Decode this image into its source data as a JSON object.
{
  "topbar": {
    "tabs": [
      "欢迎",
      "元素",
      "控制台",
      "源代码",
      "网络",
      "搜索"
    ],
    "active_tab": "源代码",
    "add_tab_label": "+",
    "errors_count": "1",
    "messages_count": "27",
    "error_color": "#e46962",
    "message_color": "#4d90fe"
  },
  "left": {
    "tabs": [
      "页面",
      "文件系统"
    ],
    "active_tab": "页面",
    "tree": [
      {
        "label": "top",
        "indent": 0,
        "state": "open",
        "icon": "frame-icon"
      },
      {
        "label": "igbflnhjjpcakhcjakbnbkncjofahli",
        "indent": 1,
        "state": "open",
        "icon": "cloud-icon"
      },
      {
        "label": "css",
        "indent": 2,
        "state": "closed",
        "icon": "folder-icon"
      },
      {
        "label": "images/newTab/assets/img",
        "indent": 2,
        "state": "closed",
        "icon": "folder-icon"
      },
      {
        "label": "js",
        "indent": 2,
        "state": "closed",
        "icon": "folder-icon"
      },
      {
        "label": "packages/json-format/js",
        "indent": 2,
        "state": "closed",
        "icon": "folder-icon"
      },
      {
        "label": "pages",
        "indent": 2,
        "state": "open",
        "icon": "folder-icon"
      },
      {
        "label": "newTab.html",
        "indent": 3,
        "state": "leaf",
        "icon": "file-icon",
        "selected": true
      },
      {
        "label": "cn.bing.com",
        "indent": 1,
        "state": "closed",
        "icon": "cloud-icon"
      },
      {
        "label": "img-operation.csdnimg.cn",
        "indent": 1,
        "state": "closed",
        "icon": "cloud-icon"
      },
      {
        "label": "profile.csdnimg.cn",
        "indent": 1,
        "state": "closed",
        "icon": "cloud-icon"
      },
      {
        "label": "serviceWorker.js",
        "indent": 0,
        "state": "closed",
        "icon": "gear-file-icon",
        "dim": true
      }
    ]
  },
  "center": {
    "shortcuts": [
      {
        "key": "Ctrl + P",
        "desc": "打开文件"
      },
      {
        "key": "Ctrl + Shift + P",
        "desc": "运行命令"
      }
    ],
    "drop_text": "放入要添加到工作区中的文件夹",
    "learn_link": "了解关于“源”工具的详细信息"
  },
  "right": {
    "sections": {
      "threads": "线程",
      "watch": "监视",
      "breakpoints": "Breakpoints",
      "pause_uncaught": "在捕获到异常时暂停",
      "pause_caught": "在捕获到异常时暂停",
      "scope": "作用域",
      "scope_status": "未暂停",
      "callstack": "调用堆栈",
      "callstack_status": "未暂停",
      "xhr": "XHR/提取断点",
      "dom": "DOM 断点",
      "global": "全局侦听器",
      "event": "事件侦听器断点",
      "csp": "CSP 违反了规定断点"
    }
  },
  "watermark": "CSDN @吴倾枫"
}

______

CHALLENGE:
Copy every line of the material, please, keeping it exactly the same.

EXERCISE RESPONSE:
Decode this image into its source data as a JSON object.
{
  "topbar": {
    "tabs": [
      "欢迎",
      "元素",
      "控制台",
      "源代码",
      "网络",
      "搜索"
    ],
    "active_tab": "源代码",
    "add_tab_label": "+",
    "errors_count": "1",
    "messages_count": "27",
    "error_color": "#e46962",
    "message_color": "#4d90fe"
  },
  "left": {
    "tabs": [
      "页面",
      "文件系统"
    ],
    "active_tab": "页面",
    "tree": [
      {
        "label": "top",
        "indent": 0,
        "state": "open",
        "icon": "frame-icon"
      },
      {
        "label": "igbflnhjjpcakhcjakbnbkncjofahli",
        "indent": 1,
        "state": "open",
        "icon": "cloud-icon"
      },
      {
        "label": "css",
        "indent": 2,
        "state": "closed",
        "icon": "folder-icon"
      },
      {
        "label": "images/newTab/assets/img",
        "indent": 2,
        "state": "closed",
        "icon": "folder-icon"
      },
      {
        "label": "js",
        "indent": 2,
        "state": "closed",
        "icon": "folder-icon"
      },
      {
        "label": "packages/json-format/js",
        "indent": 2,
        "state": "closed",
        "icon": "folder-icon"
      },
      {
        "label": "pages",
        "indent": 2,
        "state": "open",
        "icon": "folder-icon"
      },
      {
        "label": "newTab.html",
        "indent": 3,
        "state": "leaf",
        "icon": "file-icon",
        "selected": true
      },
      {
        "label": "cn.bing.com",
        "indent": 1,
        "state": "closed",
        "icon": "cloud-icon"
      },
      {
        "label": "img-operation.csdnimg.cn",
        "indent": 1,
        "state": "closed",
        "icon": "cloud-icon"
      },
      {
        "label": "profile.csdnimg.cn",
        "indent": 1,
        "state": "closed",
        "icon": "cloud-icon"
      },
      {
        "label": "serviceWorker.js",
        "indent": 0,
        "state": "closed",
        "icon": "gear-file-icon",
        "dim": true
      }
    ]
  },
  "center": {
    "shortcuts": [
      {
        "key": "Ctrl + P",
        "desc": "打开文件"
      },
      {
        "key": "Ctrl + Shift + P",
        "desc": "运行命令"
      }
    ],
    "drop_text": "放入要添加到工作区中的文件夹",
    "learn_link": "了解关于“源”工具的详细信息"
  },
  "right": {
    "sections": {
      "threads": "线程",
      "watch": "监视",
      "breakpoints": "Breakpoints",
      "pause_uncaught": "在捕获到异常时暂停",
      "pause_caught": "在捕获到异常时暂停",
      "scope": "作用域",
      "scope_status": "未暂停",
      "callstack": "调用堆栈",
      "callstack_status": "未暂停",
      "xhr": "XHR/提取断点",
      "dom": "DOM 断点",
      "global": "全局侦听器",
      "event": "事件侦听器断点",
      "csp": "CSP 违反了规定断点"
    }
  },
  "watermark": "CSDN @吴倾枫"
}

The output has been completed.